Task details - In the entries below, count every line with the word "dunked". Return only the count.

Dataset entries
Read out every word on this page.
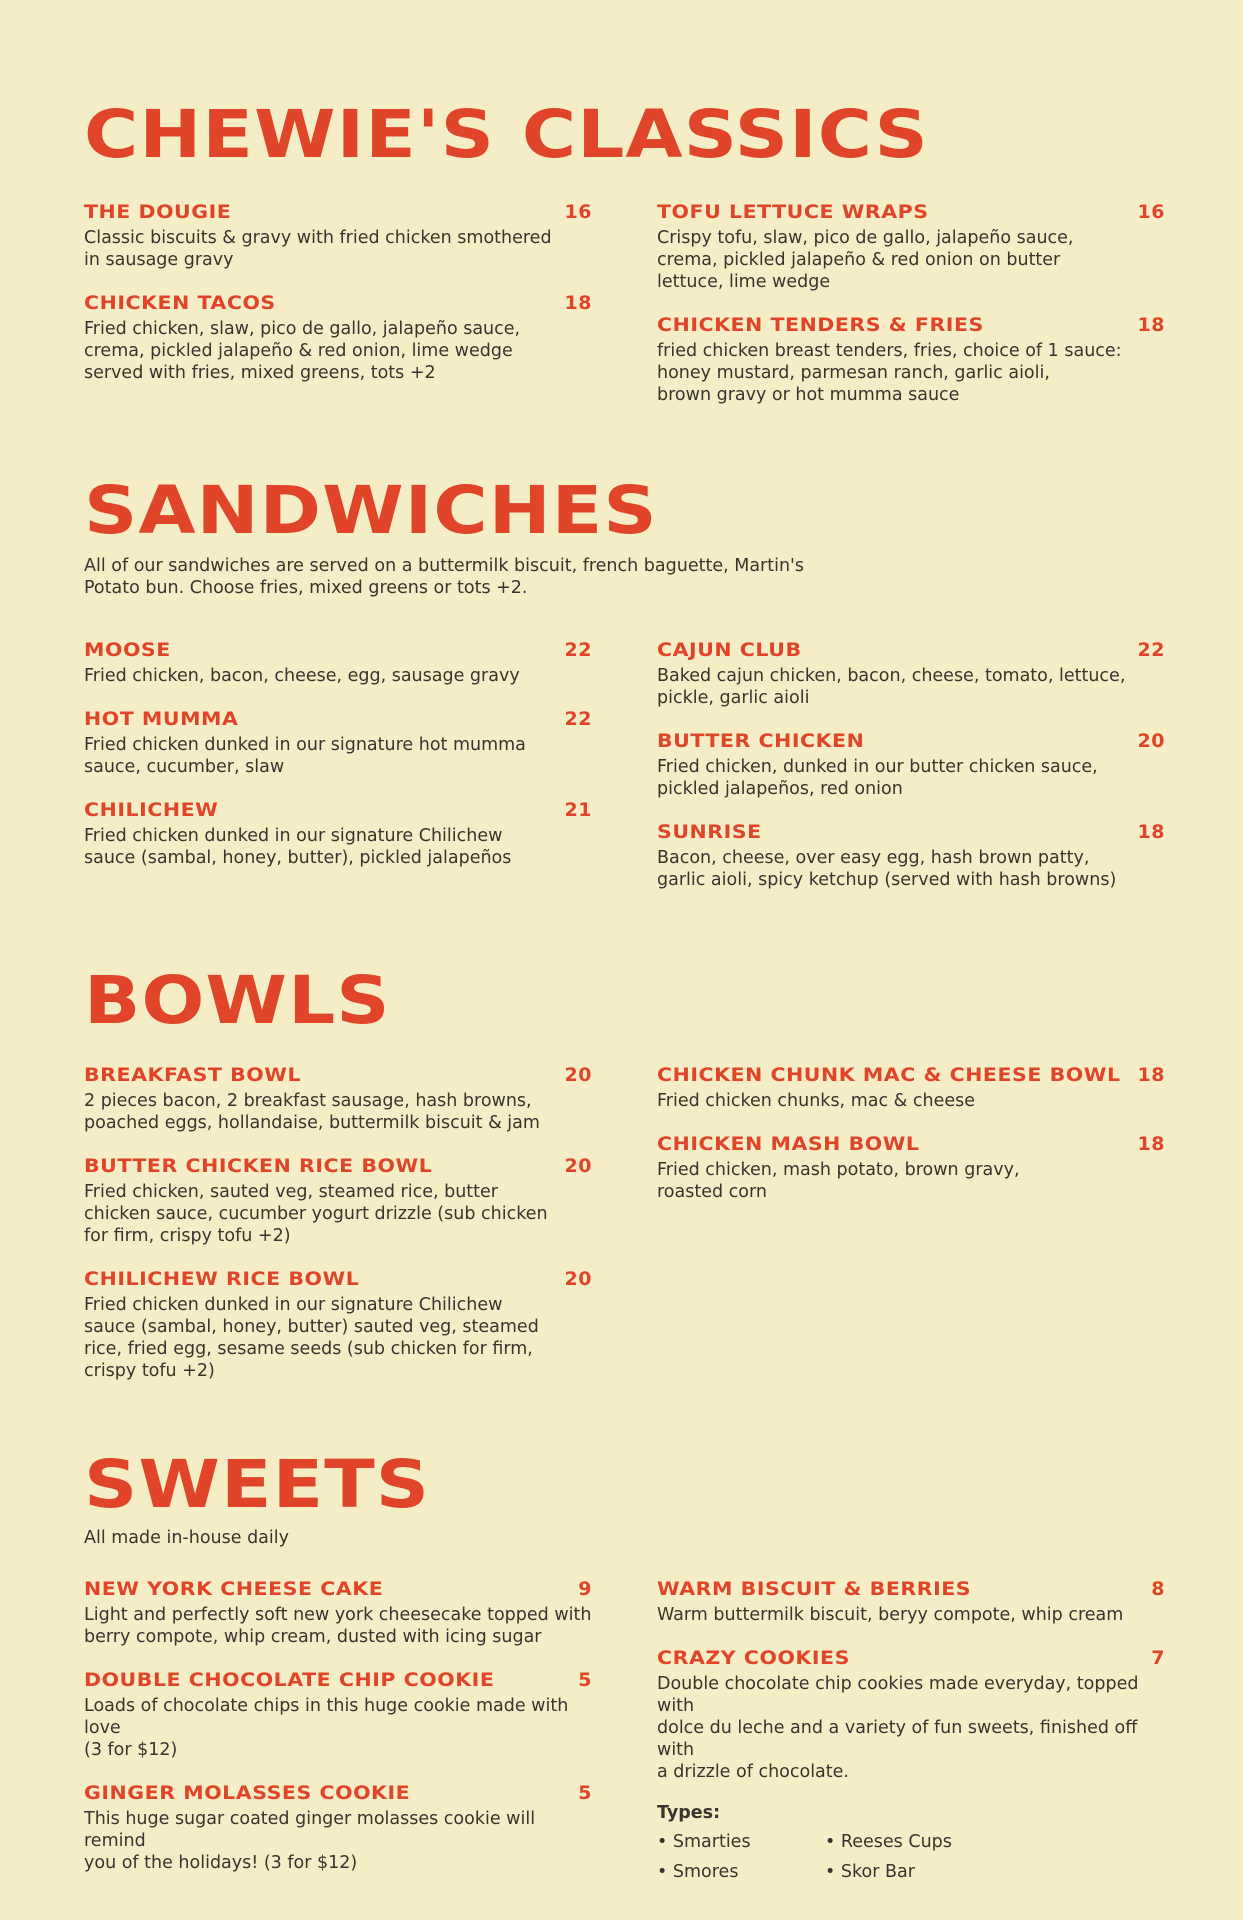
CHEWIE'S CLASSICS
THE DOUGIE	16
Classic biscuits & gravy with fried chicken smothered
in sausage gravy
CHICKEN TACOS	18
Fried chicken, slaw, pico de gallo, jalapeño sauce,
crema, pickled jalapeño & red onion, lime wedge
served with fries, mixed greens, tots +2
TOFU LETTUCE WRAPS	16
Crispy tofu, slaw, pico de gallo, jalapeño sauce,
crema, pickled jalapeño & red onion on butter
lettuce, lime wedge
CHICKEN TENDERS & FRIES	18
fried chicken breast tenders, fries, choice of 1 sauce:
honey mustard, parmesan ranch, garlic aioli,
brown gravy or hot mumma sauce
SANDWICHES

All of our sandwiches are served on a buttermilk biscuit, french baguette, Martin's
Potato bun. Choose fries, mixed greens or tots +2.

MOOSE	22
Fried chicken, bacon, cheese, egg, sausage gravy
HOT MUMMA	22
Fried chicken dunked in our signature hot mumma
sauce, cucumber, slaw
CHILICHEW	21
Fried chicken dunked in our signature Chilichew
sauce (sambal, honey, butter), pickled jalapeños
CAJUN CLUB	22
Baked cajun chicken, bacon, cheese, tomato, lettuce,
pickle, garlic aioli
BUTTER CHICKEN	20
Fried chicken, dunked in our butter chicken sauce,
pickled jalapeños, red onion
SUNRISE	18
Bacon, cheese, over easy egg, hash brown patty,
garlic aioli, spicy ketchup (served with hash browns)
BOWLS
BREAKFAST BOWL	20
2 pieces bacon, 2 breakfast sausage, hash browns,
poached eggs, hollandaise, buttermilk biscuit & jam
BUTTER CHICKEN RICE BOWL	20
Fried chicken, sauted veg, steamed rice, butter
chicken sauce, cucumber yogurt drizzle (sub chicken
for firm, crispy tofu +2)
CHILICHEW RICE BOWL	20
Fried chicken dunked in our signature Chilichew
sauce (sambal, honey, butter) sauted veg, steamed
rice, fried egg, sesame seeds (sub chicken for firm,
crispy tofu +2)
CHICKEN CHUNK MAC & CHEESE BOWL 18
Fried chicken chunks, mac & cheese
CHICKEN MASH BOWL	18
Fried chicken, mash potato, brown gravy,
roasted corn
SWEETS

All made in-house daily

NEW YORK CHEESE CAKE	9
Light and perfectly soft new york cheesecake topped with
berry compote, whip cream, dusted with icing sugar
DOUBLE CHOCOLATE CHIP COOKIE	5
Loads of chocolate chips in this huge cookie made with love
(3 for $12)
GINGER MOLASSES COOKIE	5
This huge sugar coated ginger molasses cookie will remind
you of the holidays! (3 for $12)
WARM BISCUIT & BERRIES	8
Warm buttermilk biscuit, beryy compote, whip cream
CRAZY COOKIES	7
Double chocolate chip cookies made everyday, topped with
dolce du leche and a variety of fun sweets, finished off with
a drizzle of chocolate.
Types:
• Smarties	• Reeses Cups
• Smores	• Skor Bar
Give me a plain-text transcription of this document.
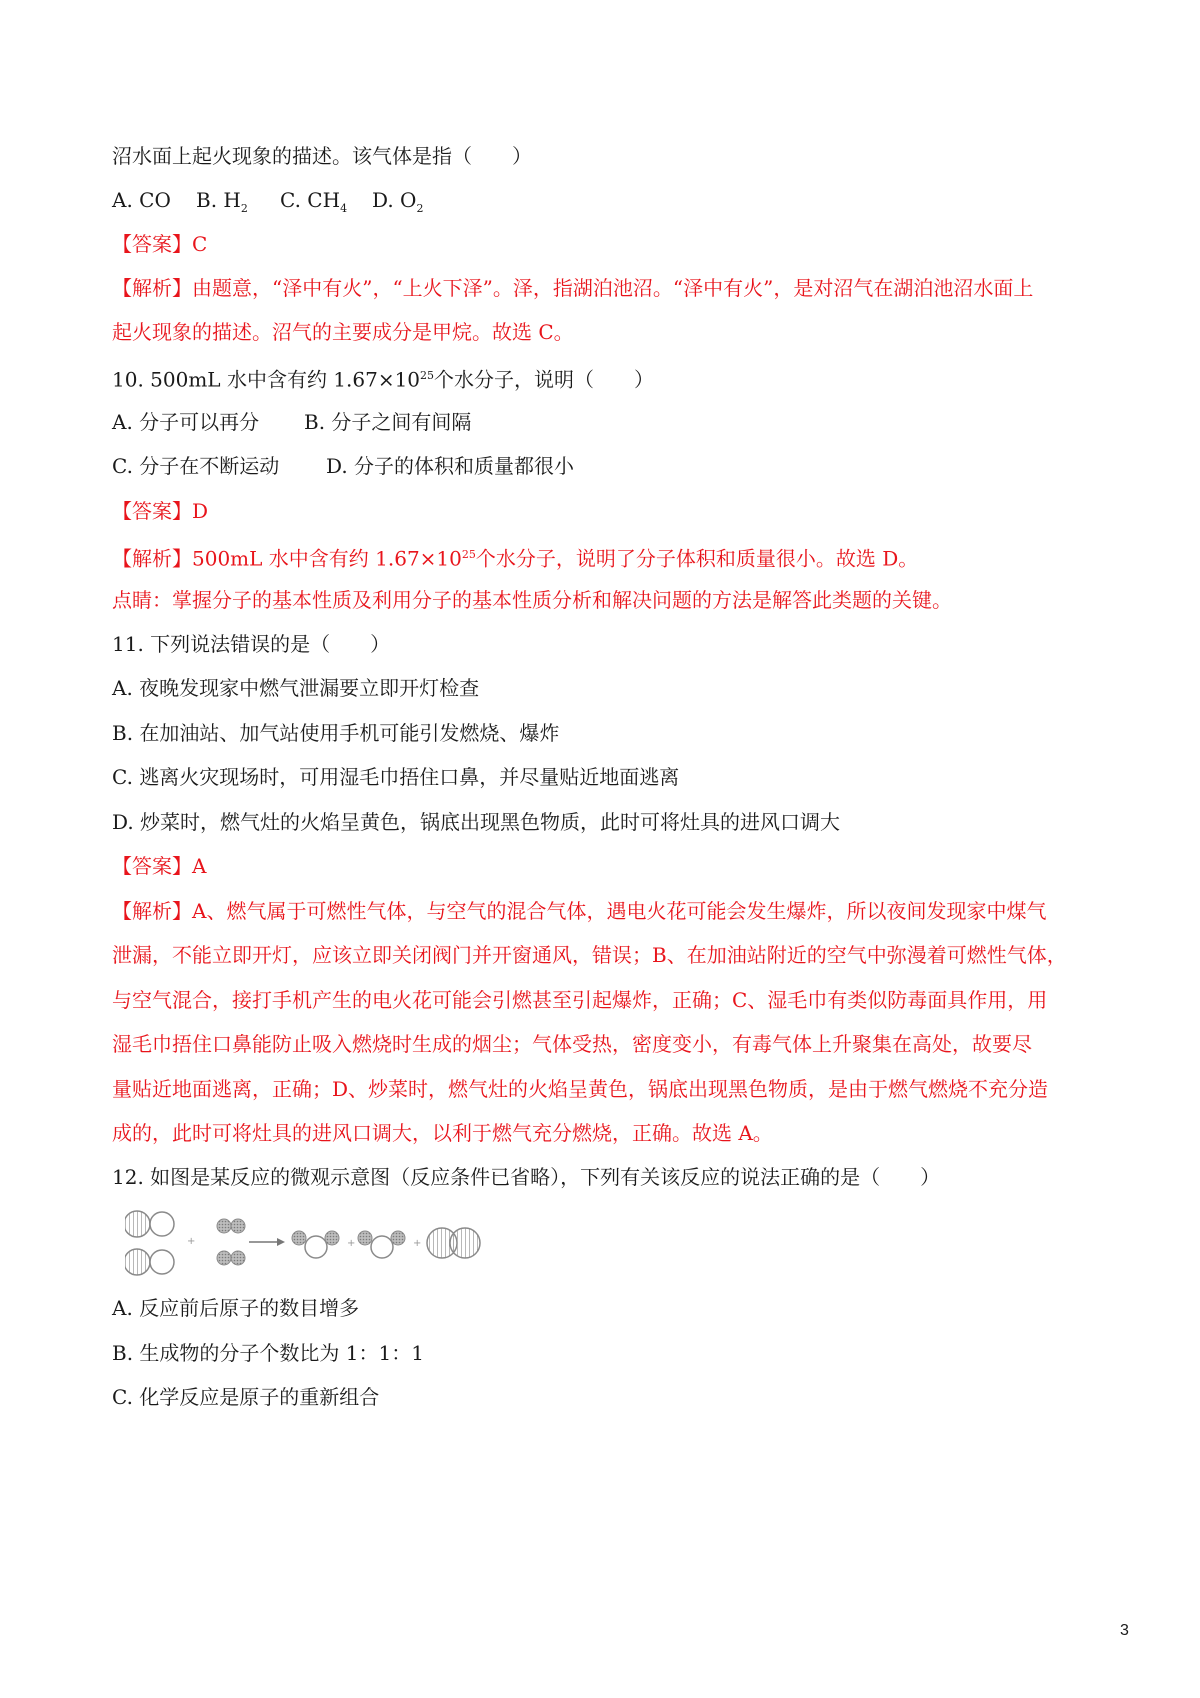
沼水面上起火现象的描述。该气体是指（　　）
A. CO B. $H_2$ C. $CH_4$ D. $O_2$
【答案】C
【解析】由题意，“泽中有火”，“上火下泽”。泽，指湖泊池沼。“泽中有火”，是对沼气在湖泊池沼水面上
起火现象的描述。沼气的主要成分是甲烷。故选 C。
10. 500mL 水中含有约 $1.67\times 10^{25}$个水分子，说明（　　）
A. 分子可以再分 B. 分子之间有间隔
C. 分子在不断运动 D. 分子的体积和质量都很小
【答案】D
【解析】500mL 水中含有约 $1.67\times 10^{25}$个水分子，说明了分子体积和质量很小。故选 D。
点睛：掌握分子的基本性质及利用分子的基本性质分析和解决问题的方法是解答此类题的关键。
11. 下列说法错误的是（　　）
A. 夜晚发现家中燃气泄漏要立即开灯检查
B. 在加油站、加气站使用手机可能引发燃烧、爆炸
C. 逃离火灾现场时，可用湿毛巾捂住口鼻，并尽量贴近地面逃离
D. 炒菜时，燃气灶的火焰呈黄色，锅底出现黑色物质，此时可将灶具的进风口调大
【答案】A
【解析】A、燃气属于可燃性气体，与空气的混合气体，遇电火花可能会发生爆炸，所以夜间发现家中煤气
泄漏，不能立即开灯，应该立即关闭阀门并开窗通风，错误；B、在加油站附近的空气中弥漫着可燃性气体，
与空气混合，接打手机产生的电火花可能会引燃甚至引起爆炸，正确；C、湿毛巾有类似防毒面具作用，用
湿毛巾捂住口鼻能防止吸入燃烧时生成的烟尘；气体受热，密度变小，有毒气体上升聚集在高处，故要尽
量贴近地面逃离，正确；D、炒菜时，燃气灶的火焰呈黄色，锅底出现黑色物质，是由于燃气燃烧不充分造
成的，此时可将灶具的进风口调大，以利于燃气充分燃烧，正确。故选 A。
12. 如图是某反应的微观示意图（反应条件已省略），下列有关该反应的说法正确的是（　　）
+	+	+
A. 反应前后原子的数目增多
B. 生成物的分子个数比为 1：1：1
C. 化学反应是原子的重新组合
3
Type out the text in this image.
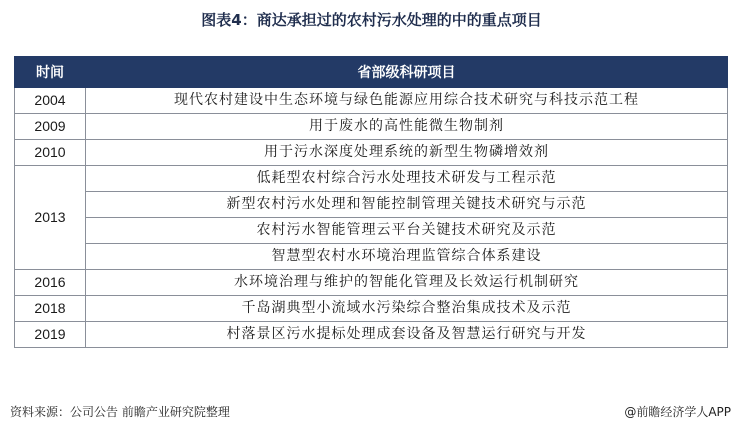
图表4：商达承担过的农村污水处理的中的重点项目
时间	省部级科研项目
2004	现代农村建设中生态环境与绿色能源应用综合技术研究与科技示范工程
2009	用于废水的高性能微生物制剂
2010	用于污水深度处理系统的新型生物磷增效剂
2013	低耗型农村综合污水处理技术研发与工程示范
	新型农村污水处理和智能控制管理关键技术研究与示范
	农村污水智能管理云平台关键技术研究及示范
	智慧型农村水环境治理监管综合体系建设
2016	水环境治理与维护的智能化管理及长效运行机制研究
2018	千岛湖典型小流域水污染综合整治集成技术及示范
2019	村落景区污水提标处理成套设备及智慧运行研究与开发
资料来源：公司公告 前瞻产业研究院整理	@前瞻经济学人APP
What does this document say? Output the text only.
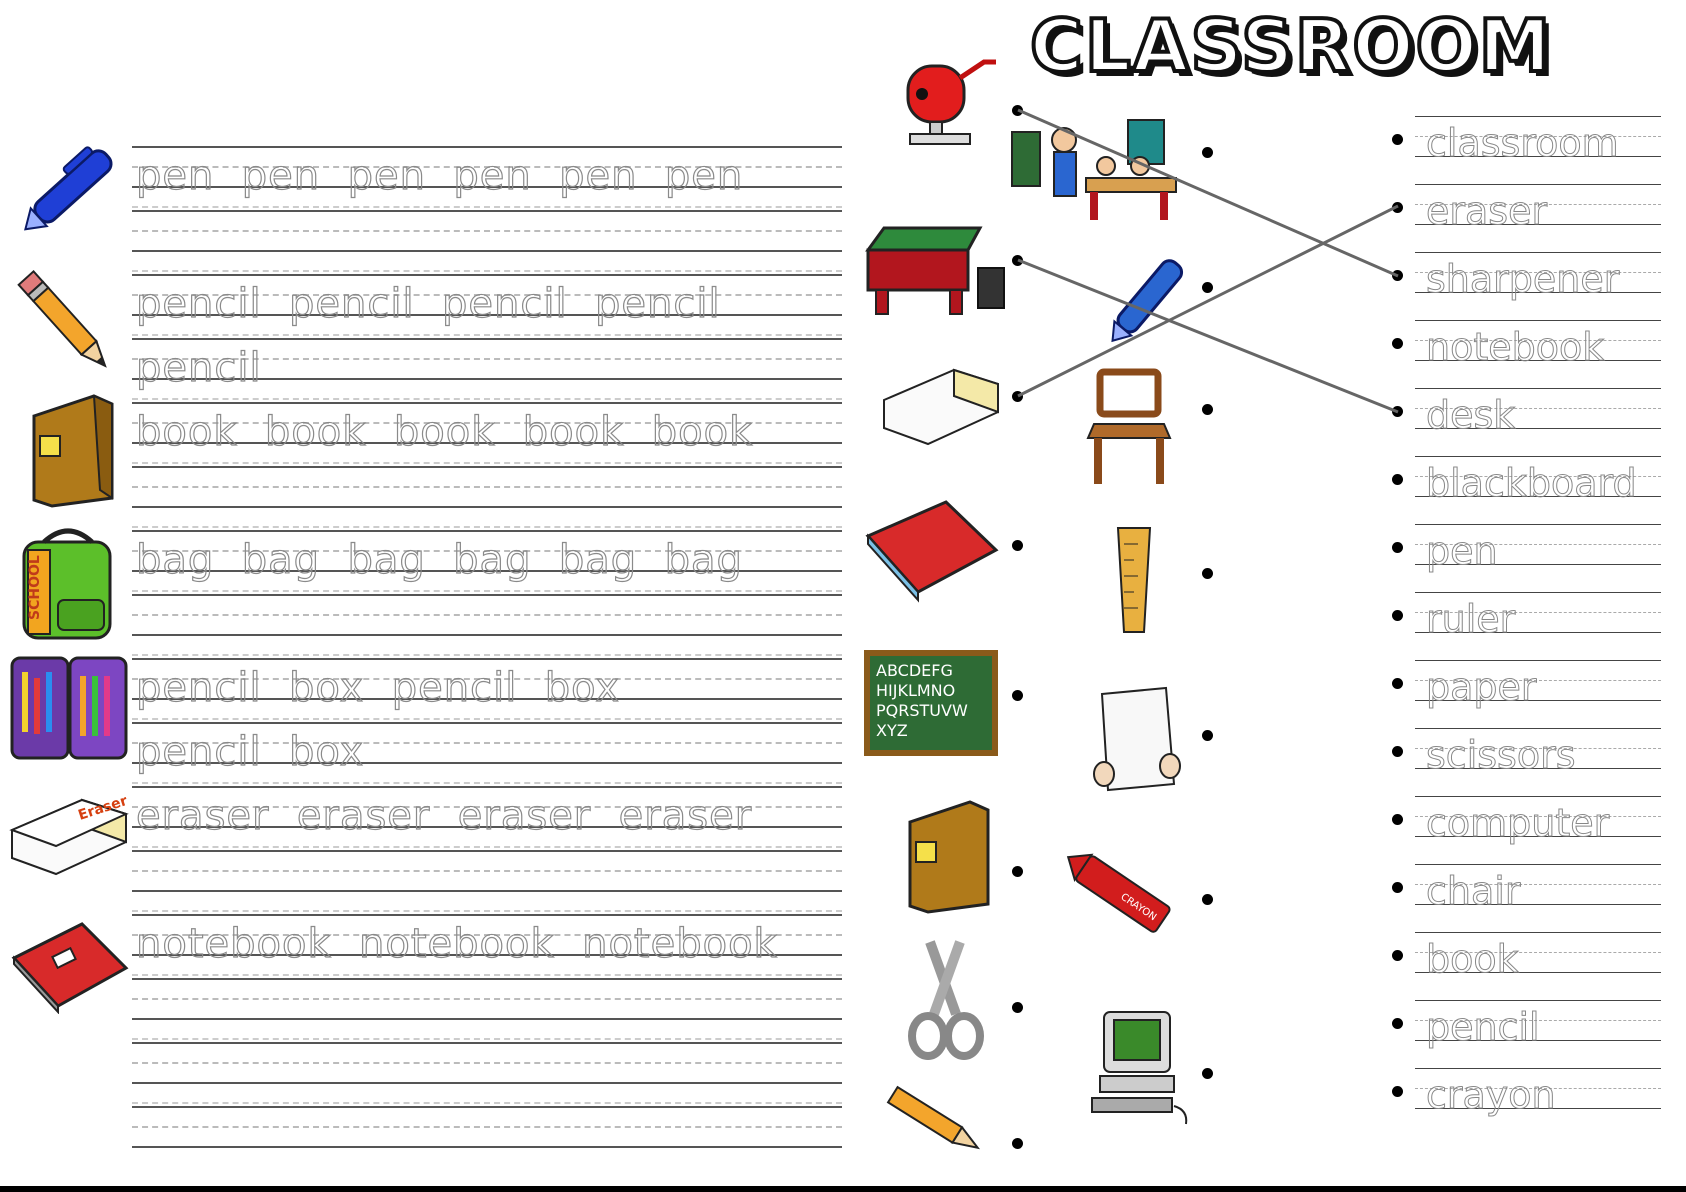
pen  pen  pen  pen  pen  pen
pencil  pencil  pencil  pencil
pencil
book  book  book  book  book
bag  bag  bag  bag  bag  bag
pencil  box  pencil  box
pencil  box
eraser  eraser  eraser  eraser
notebook  notebook  notebook
SCHOOL
Eraser
CLASSROOM
classroom
eraser
sharpener
notebook
desk
blackboard
pen
ruler
paper
scissors
computer
chair
book
pencil
crayon
ABCDEFG
HIJKLMNO
PQRSTUVW
XYZ
CRAYON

The answer - 4